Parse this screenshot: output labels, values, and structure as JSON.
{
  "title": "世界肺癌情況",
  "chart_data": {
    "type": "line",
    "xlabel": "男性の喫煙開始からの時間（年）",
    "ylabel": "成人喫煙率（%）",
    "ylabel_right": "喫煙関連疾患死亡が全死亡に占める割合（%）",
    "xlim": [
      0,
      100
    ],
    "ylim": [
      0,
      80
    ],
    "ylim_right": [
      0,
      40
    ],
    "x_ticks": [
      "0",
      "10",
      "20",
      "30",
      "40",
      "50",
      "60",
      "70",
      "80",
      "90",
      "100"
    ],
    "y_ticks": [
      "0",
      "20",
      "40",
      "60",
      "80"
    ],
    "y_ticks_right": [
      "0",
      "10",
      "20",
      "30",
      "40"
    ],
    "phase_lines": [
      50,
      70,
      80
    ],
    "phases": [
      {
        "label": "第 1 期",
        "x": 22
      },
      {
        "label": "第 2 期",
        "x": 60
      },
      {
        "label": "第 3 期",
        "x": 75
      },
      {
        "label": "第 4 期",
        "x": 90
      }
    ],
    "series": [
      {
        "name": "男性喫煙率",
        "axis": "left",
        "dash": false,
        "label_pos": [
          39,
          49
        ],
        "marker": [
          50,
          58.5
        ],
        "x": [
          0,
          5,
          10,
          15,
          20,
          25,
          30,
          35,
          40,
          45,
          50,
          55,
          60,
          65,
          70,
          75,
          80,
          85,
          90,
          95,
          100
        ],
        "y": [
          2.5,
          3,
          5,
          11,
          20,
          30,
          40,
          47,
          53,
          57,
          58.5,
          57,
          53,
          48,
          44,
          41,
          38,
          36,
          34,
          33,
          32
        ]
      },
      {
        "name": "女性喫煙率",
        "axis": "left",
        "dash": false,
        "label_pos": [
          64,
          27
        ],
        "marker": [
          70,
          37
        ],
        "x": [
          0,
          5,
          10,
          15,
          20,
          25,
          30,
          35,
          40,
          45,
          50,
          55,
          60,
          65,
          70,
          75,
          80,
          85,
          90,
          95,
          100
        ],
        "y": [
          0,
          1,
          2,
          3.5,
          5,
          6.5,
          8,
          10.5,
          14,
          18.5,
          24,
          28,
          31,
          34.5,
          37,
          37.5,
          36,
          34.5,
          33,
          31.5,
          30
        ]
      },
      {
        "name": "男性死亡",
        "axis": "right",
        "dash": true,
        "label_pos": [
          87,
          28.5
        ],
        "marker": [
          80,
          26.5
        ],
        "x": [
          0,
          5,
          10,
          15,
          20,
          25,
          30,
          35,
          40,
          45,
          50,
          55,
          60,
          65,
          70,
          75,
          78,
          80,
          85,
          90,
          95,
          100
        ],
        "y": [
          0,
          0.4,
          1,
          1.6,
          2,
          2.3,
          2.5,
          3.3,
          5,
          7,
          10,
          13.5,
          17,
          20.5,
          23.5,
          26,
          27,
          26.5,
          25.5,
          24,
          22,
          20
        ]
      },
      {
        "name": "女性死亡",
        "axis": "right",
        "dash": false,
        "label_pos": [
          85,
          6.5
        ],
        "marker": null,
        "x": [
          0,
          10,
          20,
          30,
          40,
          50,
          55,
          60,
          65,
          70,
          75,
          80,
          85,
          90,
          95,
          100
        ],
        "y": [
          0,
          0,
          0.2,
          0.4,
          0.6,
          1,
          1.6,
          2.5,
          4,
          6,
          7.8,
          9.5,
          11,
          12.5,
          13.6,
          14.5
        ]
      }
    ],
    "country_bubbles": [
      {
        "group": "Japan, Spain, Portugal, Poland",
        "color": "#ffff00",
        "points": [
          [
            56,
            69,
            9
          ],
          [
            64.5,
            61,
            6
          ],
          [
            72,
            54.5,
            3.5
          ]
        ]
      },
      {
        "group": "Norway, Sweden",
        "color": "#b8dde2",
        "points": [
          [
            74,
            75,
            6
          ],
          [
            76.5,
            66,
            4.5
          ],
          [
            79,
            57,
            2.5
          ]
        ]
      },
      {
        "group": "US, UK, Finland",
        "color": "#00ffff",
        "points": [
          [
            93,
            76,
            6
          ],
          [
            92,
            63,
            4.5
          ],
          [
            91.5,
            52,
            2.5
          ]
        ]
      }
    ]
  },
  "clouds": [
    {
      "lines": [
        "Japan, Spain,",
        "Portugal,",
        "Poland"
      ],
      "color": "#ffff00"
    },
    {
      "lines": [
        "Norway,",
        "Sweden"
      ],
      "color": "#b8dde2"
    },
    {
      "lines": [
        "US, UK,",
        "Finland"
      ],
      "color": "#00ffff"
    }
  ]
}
────────────────
*AIM*: Find and copy every line in the entries above where the string "Portugal" occurs.

*SOLUTION TO THE PROBLEM*:
        "group": "Japan, Spain, Portugal, Poland",
        "Portugal,",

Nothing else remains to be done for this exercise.